Stored records:
## begin

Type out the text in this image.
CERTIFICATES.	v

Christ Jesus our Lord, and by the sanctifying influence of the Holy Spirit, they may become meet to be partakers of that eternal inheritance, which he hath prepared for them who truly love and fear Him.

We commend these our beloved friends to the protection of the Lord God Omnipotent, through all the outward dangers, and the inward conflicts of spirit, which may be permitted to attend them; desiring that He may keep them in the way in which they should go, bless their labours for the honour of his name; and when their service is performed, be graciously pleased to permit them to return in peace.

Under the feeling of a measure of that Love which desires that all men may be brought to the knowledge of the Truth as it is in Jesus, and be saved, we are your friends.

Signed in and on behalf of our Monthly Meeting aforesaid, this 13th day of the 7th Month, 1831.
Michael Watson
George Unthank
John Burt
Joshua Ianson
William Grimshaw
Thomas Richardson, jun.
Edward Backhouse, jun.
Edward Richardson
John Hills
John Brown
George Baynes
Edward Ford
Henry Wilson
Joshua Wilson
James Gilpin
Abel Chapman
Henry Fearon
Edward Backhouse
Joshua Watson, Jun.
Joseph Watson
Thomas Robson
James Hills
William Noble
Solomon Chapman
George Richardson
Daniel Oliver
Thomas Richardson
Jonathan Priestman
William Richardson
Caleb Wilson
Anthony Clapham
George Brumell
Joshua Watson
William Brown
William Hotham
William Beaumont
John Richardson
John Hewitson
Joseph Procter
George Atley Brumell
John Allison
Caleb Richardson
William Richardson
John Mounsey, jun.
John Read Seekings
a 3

## end

Description of the task
Produce an exact copy of all the records.

Solution for this exercise
Type out the text in this image.
CERTIFICATES.	v

Christ Jesus our Lord, and by the sanctifying influence of the Holy Spirit, they may become meet to be partakers of that eternal inheritance, which he hath prepared for them who truly love and fear Him.

We commend these our beloved friends to the protection of the Lord God Omnipotent, through all the outward dangers, and the inward conflicts of spirit, which may be permitted to attend them; desiring that He may keep them in the way in which they should go, bless their labours for the honour of his name; and when their service is performed, be graciously pleased to permit them to return in peace.

Under the feeling of a measure of that Love which desires that all men may be brought to the knowledge of the Truth as it is in Jesus, and be saved, we are your friends.

Signed in and on behalf of our Monthly Meeting aforesaid, this 13th day of the 7th Month, 1831.
Michael Watson
George Unthank
John Burt
Joshua Ianson
William Grimshaw
Thomas Richardson, jun.
Edward Backhouse, jun.
Edward Richardson
John Hills
John Brown
George Baynes
Edward Ford
Henry Wilson
Joshua Wilson
James Gilpin
Abel Chapman
Henry Fearon
Edward Backhouse
Joshua Watson, Jun.
Joseph Watson
Thomas Robson
James Hills
William Noble
Solomon Chapman
George Richardson
Daniel Oliver
Thomas Richardson
Jonathan Priestman
William Richardson
Caleb Wilson
Anthony Clapham
George Brumell
Joshua Watson
William Brown
William Hotham
William Beaumont
John Richardson
John Hewitson
Joseph Procter
George Atley Brumell
John Allison
Caleb Richardson
William Richardson
John Mounsey, jun.
John Read Seekings
a 3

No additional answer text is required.